▸ **Written instruction**: All the records that follow need to be reproduced exactly. Omit the images.

▸ **Recorded data**:
★ ★ ★

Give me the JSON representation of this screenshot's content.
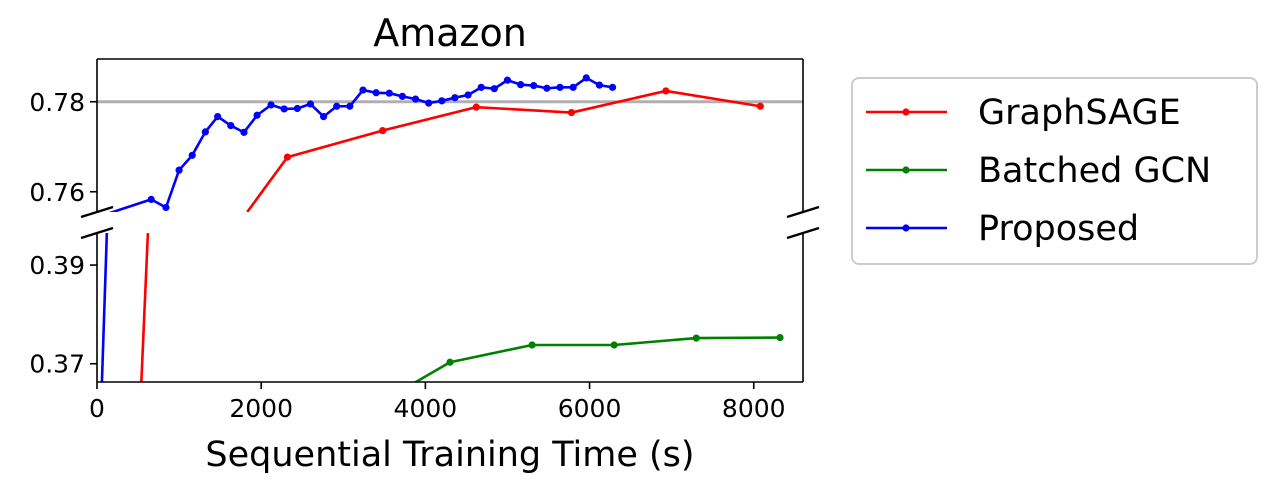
{
  "chart_data": {
    "type": "line",
    "title": "Amazon",
    "xlabel": "Sequential Training Time (s)",
    "ylabel": "",
    "xlim": [
      0,
      8600
    ],
    "x_ticks": [
      0,
      2000,
      4000,
      6000,
      8000
    ],
    "x_tick_labels": [
      "0",
      "2000",
      "4000",
      "6000",
      "8000"
    ],
    "broken_y_axis": true,
    "upper_panel": {
      "ylim": [
        0.7555,
        0.7895
      ],
      "y_ticks": [
        0.76,
        0.78
      ],
      "y_tick_labels": [
        "0.76",
        "0.78"
      ],
      "reference_line": 0.78
    },
    "lower_panel": {
      "ylim": [
        0.3663,
        0.3965
      ],
      "y_ticks": [
        0.37,
        0.39
      ],
      "y_tick_labels": [
        "0.37",
        "0.39"
      ]
    },
    "legend_position": "right",
    "series": [
      {
        "name": "GraphSAGE",
        "color": "#ff0000",
        "enters_from_lower": true,
        "points": [
          [
            2320,
            0.7677
          ],
          [
            3480,
            0.7736
          ],
          [
            4620,
            0.7788
          ],
          [
            5780,
            0.7776
          ],
          [
            6930,
            0.7824
          ],
          [
            8080,
            0.779
          ]
        ]
      },
      {
        "name": "Batched GCN",
        "color": "#008000",
        "points": [
          [
            4300,
            0.3703
          ],
          [
            5300,
            0.3738
          ],
          [
            6300,
            0.3738
          ],
          [
            7300,
            0.3752
          ],
          [
            8320,
            0.3753
          ]
        ]
      },
      {
        "name": "Proposed",
        "color": "#0000ff",
        "enters_from_lower": true,
        "points": [
          [
            660,
            0.7583
          ],
          [
            840,
            0.7565
          ],
          [
            1000,
            0.7648
          ],
          [
            1160,
            0.7681
          ],
          [
            1320,
            0.7733
          ],
          [
            1470,
            0.7767
          ],
          [
            1630,
            0.7747
          ],
          [
            1790,
            0.7732
          ],
          [
            1950,
            0.777
          ],
          [
            2120,
            0.7793
          ],
          [
            2280,
            0.7784
          ],
          [
            2440,
            0.7785
          ],
          [
            2600,
            0.7795
          ],
          [
            2760,
            0.7767
          ],
          [
            2920,
            0.779
          ],
          [
            3080,
            0.779
          ],
          [
            3240,
            0.7826
          ],
          [
            3400,
            0.782
          ],
          [
            3560,
            0.7819
          ],
          [
            3720,
            0.7812
          ],
          [
            3880,
            0.7806
          ],
          [
            4040,
            0.7797
          ],
          [
            4200,
            0.7802
          ],
          [
            4360,
            0.7809
          ],
          [
            4520,
            0.7815
          ],
          [
            4680,
            0.7832
          ],
          [
            4840,
            0.7829
          ],
          [
            5000,
            0.7848
          ],
          [
            5160,
            0.7838
          ],
          [
            5320,
            0.7836
          ],
          [
            5480,
            0.783
          ],
          [
            5640,
            0.7832
          ],
          [
            5800,
            0.7832
          ],
          [
            5960,
            0.7853
          ],
          [
            6120,
            0.7837
          ],
          [
            6280,
            0.7832
          ]
        ]
      }
    ]
  }
}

★ ★ ★

▸ **Result of the task**:
Give me the JSON representation of this screenshot's content.
{
  "chart_data": {
    "type": "line",
    "title": "Amazon",
    "xlabel": "Sequential Training Time (s)",
    "ylabel": "",
    "xlim": [
      0,
      8600
    ],
    "x_ticks": [
      0,
      2000,
      4000,
      6000,
      8000
    ],
    "x_tick_labels": [
      "0",
      "2000",
      "4000",
      "6000",
      "8000"
    ],
    "broken_y_axis": true,
    "upper_panel": {
      "ylim": [
        0.7555,
        0.7895
      ],
      "y_ticks": [
        0.76,
        0.78
      ],
      "y_tick_labels": [
        "0.76",
        "0.78"
      ],
      "reference_line": 0.78
    },
    "lower_panel": {
      "ylim": [
        0.3663,
        0.3965
      ],
      "y_ticks": [
        0.37,
        0.39
      ],
      "y_tick_labels": [
        "0.37",
        "0.39"
      ]
    },
    "legend_position": "right",
    "series": [
      {
        "name": "GraphSAGE",
        "color": "#ff0000",
        "enters_from_lower": true,
        "points": [
          [
            2320,
            0.7677
          ],
          [
            3480,
            0.7736
          ],
          [
            4620,
            0.7788
          ],
          [
            5780,
            0.7776
          ],
          [
            6930,
            0.7824
          ],
          [
            8080,
            0.779
          ]
        ]
      },
      {
        "name": "Batched GCN",
        "color": "#008000",
        "points": [
          [
            4300,
            0.3703
          ],
          [
            5300,
            0.3738
          ],
          [
            6300,
            0.3738
          ],
          [
            7300,
            0.3752
          ],
          [
            8320,
            0.3753
          ]
        ]
      },
      {
        "name": "Proposed",
        "color": "#0000ff",
        "enters_from_lower": true,
        "points": [
          [
            660,
            0.7583
          ],
          [
            840,
            0.7565
          ],
          [
            1000,
            0.7648
          ],
          [
            1160,
            0.7681
          ],
          [
            1320,
            0.7733
          ],
          [
            1470,
            0.7767
          ],
          [
            1630,
            0.7747
          ],
          [
            1790,
            0.7732
          ],
          [
            1950,
            0.777
          ],
          [
            2120,
            0.7793
          ],
          [
            2280,
            0.7784
          ],
          [
            2440,
            0.7785
          ],
          [
            2600,
            0.7795
          ],
          [
            2760,
            0.7767
          ],
          [
            2920,
            0.779
          ],
          [
            3080,
            0.779
          ],
          [
            3240,
            0.7826
          ],
          [
            3400,
            0.782
          ],
          [
            3560,
            0.7819
          ],
          [
            3720,
            0.7812
          ],
          [
            3880,
            0.7806
          ],
          [
            4040,
            0.7797
          ],
          [
            4200,
            0.7802
          ],
          [
            4360,
            0.7809
          ],
          [
            4520,
            0.7815
          ],
          [
            4680,
            0.7832
          ],
          [
            4840,
            0.7829
          ],
          [
            5000,
            0.7848
          ],
          [
            5160,
            0.7838
          ],
          [
            5320,
            0.7836
          ],
          [
            5480,
            0.783
          ],
          [
            5640,
            0.7832
          ],
          [
            5800,
            0.7832
          ],
          [
            5960,
            0.7853
          ],
          [
            6120,
            0.7837
          ],
          [
            6280,
            0.7832
          ]
        ]
      }
    ]
  }
}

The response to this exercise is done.